== Material provided

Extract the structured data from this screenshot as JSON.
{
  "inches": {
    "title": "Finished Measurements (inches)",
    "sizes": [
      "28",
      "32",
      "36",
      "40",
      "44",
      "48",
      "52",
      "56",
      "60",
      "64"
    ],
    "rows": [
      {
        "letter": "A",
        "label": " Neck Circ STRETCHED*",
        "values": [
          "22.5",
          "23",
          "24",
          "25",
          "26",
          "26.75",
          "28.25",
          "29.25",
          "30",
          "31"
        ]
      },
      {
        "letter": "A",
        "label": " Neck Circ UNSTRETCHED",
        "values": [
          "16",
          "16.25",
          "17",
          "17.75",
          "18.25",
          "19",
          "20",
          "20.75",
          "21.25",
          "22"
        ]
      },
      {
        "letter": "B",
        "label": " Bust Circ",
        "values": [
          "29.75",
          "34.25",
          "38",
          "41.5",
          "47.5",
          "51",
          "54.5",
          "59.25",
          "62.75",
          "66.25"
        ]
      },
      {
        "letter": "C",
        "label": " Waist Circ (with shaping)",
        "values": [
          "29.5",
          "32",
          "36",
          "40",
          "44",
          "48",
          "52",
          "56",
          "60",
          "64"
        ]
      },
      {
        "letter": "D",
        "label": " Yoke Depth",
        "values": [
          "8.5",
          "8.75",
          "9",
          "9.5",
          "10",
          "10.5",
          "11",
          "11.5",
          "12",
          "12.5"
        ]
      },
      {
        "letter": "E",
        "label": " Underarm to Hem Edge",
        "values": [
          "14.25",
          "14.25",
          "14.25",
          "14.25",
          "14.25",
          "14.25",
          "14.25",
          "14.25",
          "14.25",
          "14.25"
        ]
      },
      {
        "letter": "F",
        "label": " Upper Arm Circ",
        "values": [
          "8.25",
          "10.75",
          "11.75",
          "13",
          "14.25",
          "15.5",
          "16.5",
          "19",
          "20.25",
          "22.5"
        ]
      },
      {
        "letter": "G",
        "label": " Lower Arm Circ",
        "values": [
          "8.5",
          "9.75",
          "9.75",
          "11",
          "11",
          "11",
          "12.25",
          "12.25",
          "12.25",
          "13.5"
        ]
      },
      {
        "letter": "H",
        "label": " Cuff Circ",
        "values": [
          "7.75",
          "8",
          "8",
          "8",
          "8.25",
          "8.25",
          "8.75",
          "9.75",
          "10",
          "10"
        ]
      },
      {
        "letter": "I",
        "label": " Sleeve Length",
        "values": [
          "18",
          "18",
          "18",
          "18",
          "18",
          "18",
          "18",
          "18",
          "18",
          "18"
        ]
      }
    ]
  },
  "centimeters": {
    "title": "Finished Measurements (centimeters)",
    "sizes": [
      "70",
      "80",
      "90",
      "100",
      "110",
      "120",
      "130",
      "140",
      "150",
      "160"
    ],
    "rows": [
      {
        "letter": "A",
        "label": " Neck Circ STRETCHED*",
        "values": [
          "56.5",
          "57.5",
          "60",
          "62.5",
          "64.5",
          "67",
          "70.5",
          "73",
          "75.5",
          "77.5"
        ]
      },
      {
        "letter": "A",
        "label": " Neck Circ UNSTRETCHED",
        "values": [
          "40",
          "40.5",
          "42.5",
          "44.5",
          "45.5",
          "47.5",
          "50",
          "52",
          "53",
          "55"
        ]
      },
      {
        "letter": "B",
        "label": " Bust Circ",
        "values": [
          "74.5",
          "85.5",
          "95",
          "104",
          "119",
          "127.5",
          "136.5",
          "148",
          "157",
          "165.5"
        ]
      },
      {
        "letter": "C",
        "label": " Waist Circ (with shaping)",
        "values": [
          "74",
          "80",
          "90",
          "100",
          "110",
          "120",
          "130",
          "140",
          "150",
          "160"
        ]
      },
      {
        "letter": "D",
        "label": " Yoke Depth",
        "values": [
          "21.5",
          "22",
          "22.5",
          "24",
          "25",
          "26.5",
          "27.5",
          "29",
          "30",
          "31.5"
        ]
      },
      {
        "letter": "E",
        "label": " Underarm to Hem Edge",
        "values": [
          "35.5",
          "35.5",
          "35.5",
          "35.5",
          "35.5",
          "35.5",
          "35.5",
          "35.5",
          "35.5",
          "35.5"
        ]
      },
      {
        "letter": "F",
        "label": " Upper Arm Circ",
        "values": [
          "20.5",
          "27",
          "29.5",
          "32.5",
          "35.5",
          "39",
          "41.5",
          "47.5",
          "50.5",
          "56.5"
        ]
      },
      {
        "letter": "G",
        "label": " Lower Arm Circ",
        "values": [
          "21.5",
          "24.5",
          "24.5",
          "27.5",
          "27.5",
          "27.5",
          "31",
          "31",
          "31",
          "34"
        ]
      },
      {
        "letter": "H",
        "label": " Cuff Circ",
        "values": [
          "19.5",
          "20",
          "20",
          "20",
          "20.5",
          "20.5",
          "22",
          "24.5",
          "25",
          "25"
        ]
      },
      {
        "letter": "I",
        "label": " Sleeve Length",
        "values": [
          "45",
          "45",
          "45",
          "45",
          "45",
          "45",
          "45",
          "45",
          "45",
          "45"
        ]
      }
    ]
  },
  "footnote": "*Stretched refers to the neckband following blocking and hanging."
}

====

> _Task objective_: Find each line in the records holding the string "Measurements" and show it.

> _Answer to the problem_:
    "title": "Finished Measurements (inches)",
    "title": "Finished Measurements (centimeters)",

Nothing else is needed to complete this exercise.